## EXERCISE INSTRUCTIONS
Count how many lines hold the word "screenshot" and give that number as the whole answer.
--- BEGIN ---
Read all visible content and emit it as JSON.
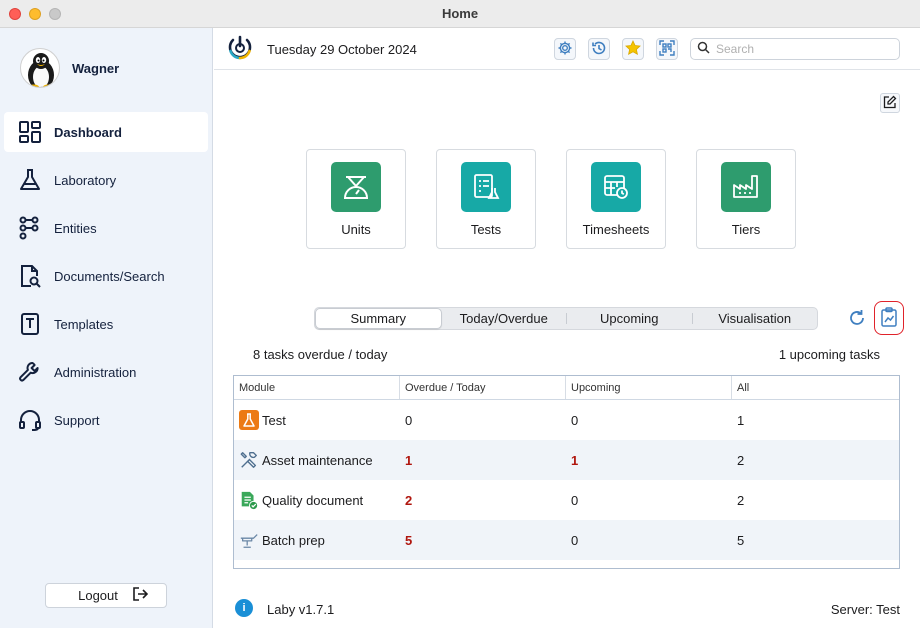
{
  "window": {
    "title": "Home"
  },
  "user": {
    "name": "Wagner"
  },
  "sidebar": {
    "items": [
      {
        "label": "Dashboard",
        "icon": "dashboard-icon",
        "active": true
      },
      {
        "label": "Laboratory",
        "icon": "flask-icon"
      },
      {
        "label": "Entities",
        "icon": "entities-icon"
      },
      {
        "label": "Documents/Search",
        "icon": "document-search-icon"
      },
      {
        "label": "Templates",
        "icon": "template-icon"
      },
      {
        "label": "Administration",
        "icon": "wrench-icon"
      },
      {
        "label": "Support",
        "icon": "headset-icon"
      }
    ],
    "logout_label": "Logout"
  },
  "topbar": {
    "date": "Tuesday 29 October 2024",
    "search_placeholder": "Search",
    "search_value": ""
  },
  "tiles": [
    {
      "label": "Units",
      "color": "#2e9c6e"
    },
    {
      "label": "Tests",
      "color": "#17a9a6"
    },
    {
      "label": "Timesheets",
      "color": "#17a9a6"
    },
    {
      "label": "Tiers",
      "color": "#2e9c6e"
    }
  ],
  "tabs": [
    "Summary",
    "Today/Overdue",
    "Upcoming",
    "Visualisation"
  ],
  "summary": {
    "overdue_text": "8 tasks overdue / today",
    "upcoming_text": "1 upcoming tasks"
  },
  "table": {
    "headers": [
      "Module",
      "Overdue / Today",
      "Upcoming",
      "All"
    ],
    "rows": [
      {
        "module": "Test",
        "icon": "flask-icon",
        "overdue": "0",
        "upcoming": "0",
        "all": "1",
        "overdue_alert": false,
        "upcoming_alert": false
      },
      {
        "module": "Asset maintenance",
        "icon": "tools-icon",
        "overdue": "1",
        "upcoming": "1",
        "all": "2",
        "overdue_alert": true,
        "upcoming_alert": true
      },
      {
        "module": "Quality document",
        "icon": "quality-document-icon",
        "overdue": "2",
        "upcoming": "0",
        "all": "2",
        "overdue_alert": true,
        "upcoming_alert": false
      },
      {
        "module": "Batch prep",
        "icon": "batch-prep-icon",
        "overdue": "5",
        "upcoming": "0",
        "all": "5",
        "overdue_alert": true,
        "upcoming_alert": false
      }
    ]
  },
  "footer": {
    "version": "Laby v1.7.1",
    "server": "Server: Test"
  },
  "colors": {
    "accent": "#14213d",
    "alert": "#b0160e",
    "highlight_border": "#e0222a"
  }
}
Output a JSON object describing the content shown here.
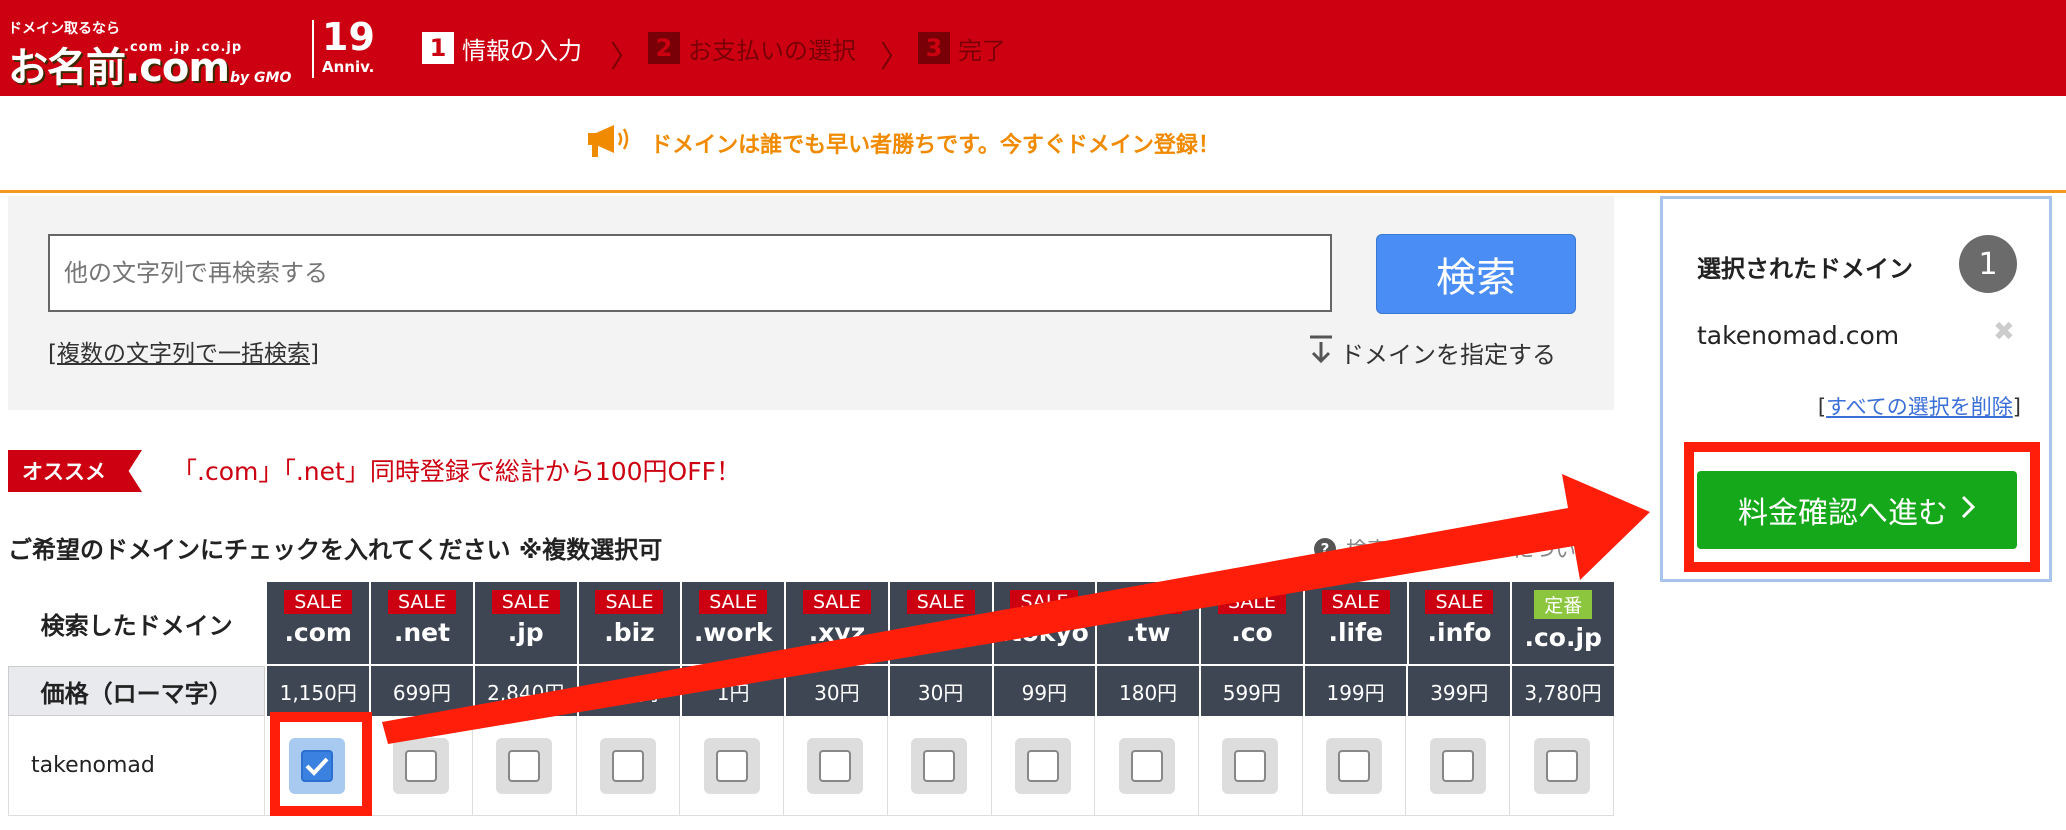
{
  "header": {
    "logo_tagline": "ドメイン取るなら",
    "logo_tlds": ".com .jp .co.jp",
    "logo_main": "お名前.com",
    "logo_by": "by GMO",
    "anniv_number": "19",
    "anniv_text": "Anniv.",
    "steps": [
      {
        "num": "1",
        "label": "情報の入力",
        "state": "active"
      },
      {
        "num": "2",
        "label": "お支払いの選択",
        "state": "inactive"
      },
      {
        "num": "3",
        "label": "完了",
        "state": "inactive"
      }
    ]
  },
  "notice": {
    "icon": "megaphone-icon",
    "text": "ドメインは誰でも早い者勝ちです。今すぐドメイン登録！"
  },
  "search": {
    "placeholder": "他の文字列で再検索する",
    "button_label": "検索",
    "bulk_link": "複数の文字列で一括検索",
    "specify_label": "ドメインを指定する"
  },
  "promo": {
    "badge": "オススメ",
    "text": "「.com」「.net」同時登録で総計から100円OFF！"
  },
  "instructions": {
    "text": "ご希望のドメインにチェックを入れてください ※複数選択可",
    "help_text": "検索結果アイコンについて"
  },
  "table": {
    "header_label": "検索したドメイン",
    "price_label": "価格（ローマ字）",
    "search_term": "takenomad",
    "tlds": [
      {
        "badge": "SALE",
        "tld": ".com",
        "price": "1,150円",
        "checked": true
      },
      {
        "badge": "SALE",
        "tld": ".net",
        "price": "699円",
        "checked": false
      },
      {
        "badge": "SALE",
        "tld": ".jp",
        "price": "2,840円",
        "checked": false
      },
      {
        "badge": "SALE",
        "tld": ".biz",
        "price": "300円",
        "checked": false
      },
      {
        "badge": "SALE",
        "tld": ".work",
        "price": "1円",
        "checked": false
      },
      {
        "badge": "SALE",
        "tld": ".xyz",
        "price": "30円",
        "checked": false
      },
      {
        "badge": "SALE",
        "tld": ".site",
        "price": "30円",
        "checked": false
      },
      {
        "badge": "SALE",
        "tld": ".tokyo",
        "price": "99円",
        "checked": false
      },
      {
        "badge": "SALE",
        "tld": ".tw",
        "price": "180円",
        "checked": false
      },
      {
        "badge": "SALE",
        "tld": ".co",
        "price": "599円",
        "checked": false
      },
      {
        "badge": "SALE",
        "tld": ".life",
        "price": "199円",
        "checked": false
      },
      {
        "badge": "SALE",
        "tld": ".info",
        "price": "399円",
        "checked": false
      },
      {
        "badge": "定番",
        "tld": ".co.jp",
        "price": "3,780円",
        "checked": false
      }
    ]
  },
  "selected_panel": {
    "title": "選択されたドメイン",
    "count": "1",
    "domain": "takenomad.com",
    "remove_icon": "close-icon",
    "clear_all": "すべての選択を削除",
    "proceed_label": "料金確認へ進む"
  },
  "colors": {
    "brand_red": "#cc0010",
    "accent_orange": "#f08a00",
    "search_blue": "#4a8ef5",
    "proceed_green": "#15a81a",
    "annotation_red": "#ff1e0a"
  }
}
--- END ---
--- BEGIN ---
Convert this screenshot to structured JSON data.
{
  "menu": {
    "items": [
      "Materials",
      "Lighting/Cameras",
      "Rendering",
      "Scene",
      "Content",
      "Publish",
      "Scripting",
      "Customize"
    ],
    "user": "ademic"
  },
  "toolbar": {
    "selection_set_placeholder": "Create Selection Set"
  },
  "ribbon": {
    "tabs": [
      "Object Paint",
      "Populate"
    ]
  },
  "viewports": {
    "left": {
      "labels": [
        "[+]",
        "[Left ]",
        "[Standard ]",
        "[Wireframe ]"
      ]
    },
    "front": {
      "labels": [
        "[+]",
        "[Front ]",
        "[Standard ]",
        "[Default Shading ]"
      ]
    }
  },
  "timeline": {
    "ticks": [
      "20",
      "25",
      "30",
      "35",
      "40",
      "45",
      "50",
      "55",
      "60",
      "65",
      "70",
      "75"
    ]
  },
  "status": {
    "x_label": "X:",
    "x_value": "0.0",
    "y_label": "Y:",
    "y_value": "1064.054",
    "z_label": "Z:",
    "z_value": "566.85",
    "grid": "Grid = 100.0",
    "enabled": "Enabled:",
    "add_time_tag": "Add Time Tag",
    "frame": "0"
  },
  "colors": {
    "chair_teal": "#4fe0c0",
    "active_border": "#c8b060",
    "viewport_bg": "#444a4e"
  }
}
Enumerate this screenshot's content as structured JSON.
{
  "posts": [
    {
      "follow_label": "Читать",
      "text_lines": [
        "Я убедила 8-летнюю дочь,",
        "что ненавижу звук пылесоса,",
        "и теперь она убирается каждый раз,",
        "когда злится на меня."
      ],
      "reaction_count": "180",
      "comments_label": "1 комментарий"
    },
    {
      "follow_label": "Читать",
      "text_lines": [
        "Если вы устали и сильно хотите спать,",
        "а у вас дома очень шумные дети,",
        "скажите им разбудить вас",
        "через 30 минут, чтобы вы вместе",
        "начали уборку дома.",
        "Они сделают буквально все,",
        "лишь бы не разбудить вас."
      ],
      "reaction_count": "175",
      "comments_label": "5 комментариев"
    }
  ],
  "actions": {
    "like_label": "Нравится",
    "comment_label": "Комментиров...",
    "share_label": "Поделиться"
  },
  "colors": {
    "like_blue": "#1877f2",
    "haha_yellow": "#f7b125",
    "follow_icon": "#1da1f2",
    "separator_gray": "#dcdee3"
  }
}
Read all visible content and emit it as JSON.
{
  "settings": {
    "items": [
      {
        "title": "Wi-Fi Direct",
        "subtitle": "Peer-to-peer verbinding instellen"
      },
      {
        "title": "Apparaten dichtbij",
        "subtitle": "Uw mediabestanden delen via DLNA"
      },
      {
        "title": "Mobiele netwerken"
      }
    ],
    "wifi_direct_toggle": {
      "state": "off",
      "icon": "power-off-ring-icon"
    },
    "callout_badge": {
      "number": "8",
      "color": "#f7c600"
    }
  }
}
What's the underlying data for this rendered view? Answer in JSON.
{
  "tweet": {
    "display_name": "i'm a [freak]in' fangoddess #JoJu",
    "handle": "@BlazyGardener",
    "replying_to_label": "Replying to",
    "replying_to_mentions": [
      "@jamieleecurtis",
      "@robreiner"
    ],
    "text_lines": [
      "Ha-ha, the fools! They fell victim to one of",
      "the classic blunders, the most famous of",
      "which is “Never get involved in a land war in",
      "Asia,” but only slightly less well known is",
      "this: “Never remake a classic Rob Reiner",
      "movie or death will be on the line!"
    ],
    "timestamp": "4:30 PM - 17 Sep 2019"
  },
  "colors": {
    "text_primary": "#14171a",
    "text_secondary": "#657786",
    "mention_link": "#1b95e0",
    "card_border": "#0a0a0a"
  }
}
--- END ---
--- BEGIN ---
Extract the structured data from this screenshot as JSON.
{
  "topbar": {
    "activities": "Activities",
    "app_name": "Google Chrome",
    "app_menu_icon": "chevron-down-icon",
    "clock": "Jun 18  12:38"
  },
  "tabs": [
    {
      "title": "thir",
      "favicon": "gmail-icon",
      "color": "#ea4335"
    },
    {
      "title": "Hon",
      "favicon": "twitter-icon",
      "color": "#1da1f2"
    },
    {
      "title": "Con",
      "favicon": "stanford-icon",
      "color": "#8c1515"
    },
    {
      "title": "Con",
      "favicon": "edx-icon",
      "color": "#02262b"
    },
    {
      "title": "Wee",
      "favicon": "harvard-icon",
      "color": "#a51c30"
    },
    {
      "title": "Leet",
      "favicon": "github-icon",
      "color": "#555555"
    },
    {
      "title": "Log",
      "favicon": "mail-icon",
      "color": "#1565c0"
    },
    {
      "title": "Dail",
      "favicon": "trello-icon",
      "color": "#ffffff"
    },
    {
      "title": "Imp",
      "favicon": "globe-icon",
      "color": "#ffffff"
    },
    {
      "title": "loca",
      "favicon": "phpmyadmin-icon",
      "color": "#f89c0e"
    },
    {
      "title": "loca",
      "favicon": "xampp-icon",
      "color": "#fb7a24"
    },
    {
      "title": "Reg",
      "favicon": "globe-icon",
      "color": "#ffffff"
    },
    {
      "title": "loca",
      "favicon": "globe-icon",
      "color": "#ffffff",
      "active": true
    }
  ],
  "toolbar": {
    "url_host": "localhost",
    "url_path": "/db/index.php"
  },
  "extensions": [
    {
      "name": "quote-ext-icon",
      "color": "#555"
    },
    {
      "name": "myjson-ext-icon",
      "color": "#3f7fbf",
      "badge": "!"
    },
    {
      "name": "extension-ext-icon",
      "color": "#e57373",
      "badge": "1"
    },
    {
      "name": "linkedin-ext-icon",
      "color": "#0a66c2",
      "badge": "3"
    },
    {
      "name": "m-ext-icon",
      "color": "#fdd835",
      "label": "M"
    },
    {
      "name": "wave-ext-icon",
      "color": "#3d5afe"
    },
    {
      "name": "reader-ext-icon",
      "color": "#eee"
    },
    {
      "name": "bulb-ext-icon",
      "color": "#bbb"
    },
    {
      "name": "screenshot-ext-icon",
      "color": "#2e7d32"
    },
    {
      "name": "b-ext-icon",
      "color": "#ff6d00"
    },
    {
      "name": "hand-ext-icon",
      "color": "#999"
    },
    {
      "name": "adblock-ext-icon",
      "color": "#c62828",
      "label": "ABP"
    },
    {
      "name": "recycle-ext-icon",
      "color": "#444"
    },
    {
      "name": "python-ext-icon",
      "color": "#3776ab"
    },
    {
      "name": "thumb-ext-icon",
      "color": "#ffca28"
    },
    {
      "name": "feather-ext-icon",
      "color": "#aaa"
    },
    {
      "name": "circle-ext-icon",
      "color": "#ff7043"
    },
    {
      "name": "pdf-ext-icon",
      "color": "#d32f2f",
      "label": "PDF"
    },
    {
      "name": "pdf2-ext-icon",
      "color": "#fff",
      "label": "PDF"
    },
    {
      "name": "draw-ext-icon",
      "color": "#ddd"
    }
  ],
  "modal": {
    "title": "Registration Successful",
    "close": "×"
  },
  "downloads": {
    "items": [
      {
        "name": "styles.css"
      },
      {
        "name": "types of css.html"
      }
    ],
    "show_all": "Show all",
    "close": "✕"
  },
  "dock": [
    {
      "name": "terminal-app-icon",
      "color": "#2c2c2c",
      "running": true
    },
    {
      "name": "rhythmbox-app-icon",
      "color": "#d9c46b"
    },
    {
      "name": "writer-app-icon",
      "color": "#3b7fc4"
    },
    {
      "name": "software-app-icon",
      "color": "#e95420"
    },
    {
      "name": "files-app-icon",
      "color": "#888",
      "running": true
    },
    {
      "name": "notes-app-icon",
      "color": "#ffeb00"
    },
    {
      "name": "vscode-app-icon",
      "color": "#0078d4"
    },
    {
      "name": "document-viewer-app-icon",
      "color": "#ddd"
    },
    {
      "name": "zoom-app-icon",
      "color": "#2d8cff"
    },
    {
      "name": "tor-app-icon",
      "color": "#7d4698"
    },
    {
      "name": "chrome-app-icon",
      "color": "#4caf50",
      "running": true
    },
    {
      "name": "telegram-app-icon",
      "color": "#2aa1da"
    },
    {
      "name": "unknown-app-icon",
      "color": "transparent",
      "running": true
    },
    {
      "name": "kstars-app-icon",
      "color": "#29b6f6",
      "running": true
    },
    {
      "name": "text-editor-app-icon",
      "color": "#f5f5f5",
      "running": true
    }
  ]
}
--- END ---
## SOLUTION TO THIS EXERCISE
4